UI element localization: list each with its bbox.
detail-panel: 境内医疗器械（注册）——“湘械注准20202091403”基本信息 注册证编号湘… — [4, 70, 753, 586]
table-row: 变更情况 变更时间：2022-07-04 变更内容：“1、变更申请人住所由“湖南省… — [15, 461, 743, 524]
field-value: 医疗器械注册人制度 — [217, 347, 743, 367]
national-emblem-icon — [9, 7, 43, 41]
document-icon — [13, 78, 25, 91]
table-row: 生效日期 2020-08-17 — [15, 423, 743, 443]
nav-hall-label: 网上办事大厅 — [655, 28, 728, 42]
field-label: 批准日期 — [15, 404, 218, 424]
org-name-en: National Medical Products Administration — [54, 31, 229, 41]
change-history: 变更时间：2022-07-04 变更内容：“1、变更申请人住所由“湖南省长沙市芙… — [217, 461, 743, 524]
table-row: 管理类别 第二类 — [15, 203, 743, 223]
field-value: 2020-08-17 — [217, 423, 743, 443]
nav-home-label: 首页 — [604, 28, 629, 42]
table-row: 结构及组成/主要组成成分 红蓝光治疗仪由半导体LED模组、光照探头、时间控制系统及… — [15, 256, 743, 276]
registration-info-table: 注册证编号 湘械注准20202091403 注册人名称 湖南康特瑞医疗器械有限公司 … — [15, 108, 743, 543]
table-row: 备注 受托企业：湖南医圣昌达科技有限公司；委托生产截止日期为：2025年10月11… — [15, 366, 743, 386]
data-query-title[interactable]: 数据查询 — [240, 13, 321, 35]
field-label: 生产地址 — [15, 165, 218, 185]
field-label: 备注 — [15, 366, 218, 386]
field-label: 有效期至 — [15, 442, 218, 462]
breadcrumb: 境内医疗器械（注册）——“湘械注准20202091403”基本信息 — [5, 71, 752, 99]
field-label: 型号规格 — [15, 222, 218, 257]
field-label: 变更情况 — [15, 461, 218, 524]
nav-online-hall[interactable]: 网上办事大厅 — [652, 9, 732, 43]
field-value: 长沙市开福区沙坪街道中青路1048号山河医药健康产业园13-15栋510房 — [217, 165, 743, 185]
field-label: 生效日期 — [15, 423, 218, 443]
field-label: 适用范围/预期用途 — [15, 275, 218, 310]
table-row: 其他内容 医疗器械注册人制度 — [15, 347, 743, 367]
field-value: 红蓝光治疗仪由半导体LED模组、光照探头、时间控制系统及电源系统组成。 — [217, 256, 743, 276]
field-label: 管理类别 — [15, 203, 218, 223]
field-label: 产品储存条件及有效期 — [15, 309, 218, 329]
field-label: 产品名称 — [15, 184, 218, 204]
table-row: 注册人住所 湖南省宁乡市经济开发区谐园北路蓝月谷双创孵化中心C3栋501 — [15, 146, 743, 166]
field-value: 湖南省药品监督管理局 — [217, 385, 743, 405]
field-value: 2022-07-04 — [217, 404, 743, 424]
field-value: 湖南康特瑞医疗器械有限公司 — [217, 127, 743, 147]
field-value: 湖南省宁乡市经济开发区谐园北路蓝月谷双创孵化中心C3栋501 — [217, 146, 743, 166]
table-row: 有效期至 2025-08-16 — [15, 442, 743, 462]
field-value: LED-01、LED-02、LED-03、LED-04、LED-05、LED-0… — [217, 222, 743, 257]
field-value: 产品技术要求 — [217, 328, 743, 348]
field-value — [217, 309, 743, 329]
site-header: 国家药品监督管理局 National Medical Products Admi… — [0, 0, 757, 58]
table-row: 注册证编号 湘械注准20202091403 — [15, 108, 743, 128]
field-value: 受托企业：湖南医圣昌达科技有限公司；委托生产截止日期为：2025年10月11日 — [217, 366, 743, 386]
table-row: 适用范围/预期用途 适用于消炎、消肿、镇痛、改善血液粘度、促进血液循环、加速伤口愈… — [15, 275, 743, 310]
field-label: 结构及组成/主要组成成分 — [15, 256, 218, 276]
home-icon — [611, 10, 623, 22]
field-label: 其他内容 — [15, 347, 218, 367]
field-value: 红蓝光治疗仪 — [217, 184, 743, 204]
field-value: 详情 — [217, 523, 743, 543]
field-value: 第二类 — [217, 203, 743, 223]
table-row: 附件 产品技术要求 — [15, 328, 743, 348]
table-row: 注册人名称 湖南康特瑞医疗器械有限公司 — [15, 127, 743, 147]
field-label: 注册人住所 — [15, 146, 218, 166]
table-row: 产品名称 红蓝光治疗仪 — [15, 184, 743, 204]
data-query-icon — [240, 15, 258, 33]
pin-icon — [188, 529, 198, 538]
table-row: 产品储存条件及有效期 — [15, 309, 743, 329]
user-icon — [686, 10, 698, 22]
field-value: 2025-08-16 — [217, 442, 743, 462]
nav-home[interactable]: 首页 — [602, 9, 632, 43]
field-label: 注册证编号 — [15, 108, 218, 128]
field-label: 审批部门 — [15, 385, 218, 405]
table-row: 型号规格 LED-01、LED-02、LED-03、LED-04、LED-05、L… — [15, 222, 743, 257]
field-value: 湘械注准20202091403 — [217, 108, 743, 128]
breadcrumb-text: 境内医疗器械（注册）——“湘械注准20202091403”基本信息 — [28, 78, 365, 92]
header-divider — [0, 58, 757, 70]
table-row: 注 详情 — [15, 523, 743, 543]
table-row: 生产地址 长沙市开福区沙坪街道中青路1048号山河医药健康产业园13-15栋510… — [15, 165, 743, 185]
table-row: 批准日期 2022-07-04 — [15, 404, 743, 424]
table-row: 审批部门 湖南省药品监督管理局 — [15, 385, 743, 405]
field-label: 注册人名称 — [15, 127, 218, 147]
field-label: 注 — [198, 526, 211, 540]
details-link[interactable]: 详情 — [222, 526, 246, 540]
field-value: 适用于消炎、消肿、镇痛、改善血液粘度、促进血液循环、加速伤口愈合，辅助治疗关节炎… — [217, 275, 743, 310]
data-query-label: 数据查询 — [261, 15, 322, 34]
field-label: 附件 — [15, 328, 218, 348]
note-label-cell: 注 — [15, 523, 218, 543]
---
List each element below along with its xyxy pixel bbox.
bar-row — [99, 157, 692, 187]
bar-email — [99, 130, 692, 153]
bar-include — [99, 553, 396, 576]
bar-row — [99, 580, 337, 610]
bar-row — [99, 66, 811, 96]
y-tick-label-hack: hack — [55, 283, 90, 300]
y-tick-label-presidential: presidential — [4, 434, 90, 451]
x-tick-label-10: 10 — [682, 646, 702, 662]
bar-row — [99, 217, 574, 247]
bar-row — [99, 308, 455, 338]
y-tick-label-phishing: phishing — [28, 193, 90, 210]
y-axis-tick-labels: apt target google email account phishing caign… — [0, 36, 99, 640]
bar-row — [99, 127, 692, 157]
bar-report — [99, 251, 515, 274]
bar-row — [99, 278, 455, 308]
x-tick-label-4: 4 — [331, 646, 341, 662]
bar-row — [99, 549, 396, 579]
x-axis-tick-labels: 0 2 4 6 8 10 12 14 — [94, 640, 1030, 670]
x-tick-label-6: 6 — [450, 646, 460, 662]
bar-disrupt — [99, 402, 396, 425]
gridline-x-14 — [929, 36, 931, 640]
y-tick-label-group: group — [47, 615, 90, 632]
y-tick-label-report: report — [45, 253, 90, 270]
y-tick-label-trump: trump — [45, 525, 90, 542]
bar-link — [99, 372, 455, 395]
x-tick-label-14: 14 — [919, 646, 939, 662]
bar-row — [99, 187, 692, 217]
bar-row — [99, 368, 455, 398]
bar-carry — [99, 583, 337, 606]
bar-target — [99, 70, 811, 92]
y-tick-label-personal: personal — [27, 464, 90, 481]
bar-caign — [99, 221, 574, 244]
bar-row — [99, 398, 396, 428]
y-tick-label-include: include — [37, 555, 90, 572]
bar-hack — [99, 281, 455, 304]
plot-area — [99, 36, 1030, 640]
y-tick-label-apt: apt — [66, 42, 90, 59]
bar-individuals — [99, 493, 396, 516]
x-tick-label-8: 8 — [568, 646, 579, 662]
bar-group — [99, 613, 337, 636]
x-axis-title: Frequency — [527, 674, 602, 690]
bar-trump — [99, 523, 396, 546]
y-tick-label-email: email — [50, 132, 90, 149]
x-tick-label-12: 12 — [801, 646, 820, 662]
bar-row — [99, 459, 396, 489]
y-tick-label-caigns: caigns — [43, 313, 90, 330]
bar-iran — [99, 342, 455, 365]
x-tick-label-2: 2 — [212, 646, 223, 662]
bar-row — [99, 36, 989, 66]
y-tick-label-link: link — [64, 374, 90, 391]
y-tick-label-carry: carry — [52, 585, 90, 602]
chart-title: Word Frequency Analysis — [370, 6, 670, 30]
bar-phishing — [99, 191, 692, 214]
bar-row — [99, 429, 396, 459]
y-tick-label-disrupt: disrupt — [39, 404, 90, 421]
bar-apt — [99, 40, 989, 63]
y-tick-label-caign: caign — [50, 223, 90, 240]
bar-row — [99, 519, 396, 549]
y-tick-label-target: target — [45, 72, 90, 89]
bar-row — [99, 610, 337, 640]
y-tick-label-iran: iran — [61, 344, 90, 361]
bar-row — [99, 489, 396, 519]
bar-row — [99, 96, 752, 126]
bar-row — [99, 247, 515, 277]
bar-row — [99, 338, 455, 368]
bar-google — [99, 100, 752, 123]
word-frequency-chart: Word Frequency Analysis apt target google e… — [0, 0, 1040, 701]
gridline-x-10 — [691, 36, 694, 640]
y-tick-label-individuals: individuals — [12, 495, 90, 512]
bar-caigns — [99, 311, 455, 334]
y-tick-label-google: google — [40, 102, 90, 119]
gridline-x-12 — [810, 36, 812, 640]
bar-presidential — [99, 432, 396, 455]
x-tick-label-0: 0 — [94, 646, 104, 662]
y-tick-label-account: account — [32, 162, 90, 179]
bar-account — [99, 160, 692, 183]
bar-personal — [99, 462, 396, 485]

◆ **TASK GOAL**
Return each line of the items above that contains the string "Products", matching uppercase and lowercase letters.

◆ **RESULT FOR THIS EXERCISE**
org-name-en: National Medical Products Administration — [54, 31, 229, 41]
site-header: 国家药品监督管理局 National Medical Products Admi… — [0, 0, 757, 58]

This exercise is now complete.